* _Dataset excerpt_
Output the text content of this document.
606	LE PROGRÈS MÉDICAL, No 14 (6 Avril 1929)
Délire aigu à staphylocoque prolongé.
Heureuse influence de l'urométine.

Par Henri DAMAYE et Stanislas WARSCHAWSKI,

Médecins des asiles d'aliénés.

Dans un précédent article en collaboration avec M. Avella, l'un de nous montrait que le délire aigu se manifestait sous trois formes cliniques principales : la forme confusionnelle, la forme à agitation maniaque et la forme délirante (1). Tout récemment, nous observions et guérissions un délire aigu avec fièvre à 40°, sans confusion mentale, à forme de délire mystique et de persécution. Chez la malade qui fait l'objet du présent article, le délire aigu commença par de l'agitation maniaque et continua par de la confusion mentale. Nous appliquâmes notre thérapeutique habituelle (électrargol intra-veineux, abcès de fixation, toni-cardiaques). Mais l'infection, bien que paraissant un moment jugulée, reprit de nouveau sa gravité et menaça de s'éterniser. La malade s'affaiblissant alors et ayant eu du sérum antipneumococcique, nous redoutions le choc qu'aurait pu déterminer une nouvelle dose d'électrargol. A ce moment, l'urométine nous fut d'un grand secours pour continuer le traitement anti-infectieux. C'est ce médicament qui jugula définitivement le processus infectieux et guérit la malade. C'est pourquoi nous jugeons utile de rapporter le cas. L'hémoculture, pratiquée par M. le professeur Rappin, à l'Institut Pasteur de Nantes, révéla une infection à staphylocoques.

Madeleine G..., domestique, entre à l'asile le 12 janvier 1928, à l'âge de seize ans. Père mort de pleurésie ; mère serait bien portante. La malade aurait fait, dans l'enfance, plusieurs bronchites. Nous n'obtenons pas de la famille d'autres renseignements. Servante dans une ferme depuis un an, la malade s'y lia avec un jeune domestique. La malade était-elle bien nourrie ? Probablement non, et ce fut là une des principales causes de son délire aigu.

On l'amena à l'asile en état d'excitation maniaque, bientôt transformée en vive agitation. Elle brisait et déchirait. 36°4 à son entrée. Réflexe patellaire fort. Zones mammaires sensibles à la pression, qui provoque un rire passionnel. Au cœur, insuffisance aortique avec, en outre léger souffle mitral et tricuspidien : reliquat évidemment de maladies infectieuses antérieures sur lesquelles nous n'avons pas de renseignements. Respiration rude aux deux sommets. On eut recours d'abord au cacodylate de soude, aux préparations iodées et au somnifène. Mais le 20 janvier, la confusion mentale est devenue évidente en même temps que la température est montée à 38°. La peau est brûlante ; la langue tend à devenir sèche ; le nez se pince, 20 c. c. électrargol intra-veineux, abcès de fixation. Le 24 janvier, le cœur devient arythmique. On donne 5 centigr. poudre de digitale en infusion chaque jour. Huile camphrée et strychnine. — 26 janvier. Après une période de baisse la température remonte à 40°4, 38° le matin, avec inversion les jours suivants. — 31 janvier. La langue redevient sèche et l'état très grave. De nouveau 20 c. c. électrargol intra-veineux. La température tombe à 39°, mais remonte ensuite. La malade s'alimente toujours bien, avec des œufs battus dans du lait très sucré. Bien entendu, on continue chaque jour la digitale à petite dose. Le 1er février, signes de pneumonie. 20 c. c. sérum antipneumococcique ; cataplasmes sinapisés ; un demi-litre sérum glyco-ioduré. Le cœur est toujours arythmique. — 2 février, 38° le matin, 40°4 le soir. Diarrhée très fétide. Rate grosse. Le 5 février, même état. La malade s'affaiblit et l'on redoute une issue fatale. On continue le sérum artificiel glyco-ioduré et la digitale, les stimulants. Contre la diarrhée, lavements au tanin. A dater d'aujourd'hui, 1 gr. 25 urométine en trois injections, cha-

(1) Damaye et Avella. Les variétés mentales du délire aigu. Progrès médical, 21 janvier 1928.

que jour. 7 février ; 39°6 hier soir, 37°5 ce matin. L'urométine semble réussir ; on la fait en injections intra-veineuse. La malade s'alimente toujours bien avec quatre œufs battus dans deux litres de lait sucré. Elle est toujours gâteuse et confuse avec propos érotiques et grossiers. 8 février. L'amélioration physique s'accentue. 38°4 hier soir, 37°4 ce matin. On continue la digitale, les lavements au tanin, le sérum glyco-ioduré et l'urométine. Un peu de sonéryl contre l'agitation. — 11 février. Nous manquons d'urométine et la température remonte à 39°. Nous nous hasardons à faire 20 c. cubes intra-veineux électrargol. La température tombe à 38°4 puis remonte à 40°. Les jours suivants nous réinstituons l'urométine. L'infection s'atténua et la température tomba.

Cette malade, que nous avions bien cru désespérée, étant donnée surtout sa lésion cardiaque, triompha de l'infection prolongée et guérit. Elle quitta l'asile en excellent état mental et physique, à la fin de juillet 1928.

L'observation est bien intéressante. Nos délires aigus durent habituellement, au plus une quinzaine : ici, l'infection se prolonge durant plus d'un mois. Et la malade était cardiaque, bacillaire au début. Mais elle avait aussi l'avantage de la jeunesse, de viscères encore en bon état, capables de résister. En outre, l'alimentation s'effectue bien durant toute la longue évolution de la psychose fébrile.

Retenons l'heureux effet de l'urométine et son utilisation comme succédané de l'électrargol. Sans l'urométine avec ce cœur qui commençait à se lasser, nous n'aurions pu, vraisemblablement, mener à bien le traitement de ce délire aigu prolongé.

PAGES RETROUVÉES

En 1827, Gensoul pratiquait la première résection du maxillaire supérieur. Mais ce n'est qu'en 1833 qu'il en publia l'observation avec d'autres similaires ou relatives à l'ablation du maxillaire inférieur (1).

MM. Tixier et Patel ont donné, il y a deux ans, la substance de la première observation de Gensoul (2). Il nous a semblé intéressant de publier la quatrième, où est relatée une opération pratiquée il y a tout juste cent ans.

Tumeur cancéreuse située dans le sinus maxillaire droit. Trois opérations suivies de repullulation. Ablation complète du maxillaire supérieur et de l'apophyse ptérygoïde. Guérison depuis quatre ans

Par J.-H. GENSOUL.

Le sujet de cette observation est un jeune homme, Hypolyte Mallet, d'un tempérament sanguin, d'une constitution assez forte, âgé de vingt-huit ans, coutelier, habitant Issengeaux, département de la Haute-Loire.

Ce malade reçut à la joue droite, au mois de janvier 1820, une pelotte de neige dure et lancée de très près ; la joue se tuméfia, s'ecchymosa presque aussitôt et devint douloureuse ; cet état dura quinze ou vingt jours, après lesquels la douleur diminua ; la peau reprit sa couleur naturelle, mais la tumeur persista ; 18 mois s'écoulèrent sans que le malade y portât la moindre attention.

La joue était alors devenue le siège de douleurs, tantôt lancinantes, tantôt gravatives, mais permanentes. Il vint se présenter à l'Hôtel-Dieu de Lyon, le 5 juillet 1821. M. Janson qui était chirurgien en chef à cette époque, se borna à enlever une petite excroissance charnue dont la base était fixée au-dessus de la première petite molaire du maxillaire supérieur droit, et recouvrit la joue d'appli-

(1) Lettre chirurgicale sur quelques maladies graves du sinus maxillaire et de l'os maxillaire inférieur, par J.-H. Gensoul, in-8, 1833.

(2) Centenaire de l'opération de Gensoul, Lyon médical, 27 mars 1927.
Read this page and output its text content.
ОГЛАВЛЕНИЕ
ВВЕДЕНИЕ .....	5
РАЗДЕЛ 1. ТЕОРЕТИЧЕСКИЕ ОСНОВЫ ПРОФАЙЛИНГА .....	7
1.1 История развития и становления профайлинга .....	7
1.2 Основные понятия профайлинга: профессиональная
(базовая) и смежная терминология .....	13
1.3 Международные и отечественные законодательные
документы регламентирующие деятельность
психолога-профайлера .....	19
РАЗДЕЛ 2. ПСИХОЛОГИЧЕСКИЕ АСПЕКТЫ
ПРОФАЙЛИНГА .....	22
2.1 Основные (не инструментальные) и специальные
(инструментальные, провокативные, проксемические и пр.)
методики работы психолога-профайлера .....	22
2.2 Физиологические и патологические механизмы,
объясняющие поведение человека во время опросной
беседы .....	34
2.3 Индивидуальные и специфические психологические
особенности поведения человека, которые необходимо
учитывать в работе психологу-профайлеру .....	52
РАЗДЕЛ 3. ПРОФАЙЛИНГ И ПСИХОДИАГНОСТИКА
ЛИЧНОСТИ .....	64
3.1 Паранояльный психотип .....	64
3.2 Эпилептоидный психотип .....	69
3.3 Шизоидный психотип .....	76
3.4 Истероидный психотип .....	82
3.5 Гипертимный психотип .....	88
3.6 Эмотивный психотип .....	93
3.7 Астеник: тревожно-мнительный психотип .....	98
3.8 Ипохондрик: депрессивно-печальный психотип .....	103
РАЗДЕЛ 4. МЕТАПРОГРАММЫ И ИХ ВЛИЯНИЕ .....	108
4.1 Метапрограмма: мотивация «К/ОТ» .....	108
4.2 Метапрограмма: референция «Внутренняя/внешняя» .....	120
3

* _Prompt_
Which lines hold the string "vingt"? List them all.

* _Expected output_
Le sujet de cette observation est un jeune homme, Hypolyte Mallet, d'un tempérament sanguin, d'une constitution assez forte, âgé de vingt-huit ans, coutelier, habitant Issengeaux, département de la Haute-Loire.
Ce malade reçut à la joue droite, au mois de janvier 1820, une pelotte de neige dure et lancée de très près ; la joue se tuméfia, s'ecchymosa presque aussitôt et devint douloureuse ; cet état dura quinze ou vingt jours, après lesquels la douleur diminua ; la peau reprit sa couleur naturelle, mais la tumeur persista ; 18 mois s'écoulèrent sans que le malade y portât la moindre attention.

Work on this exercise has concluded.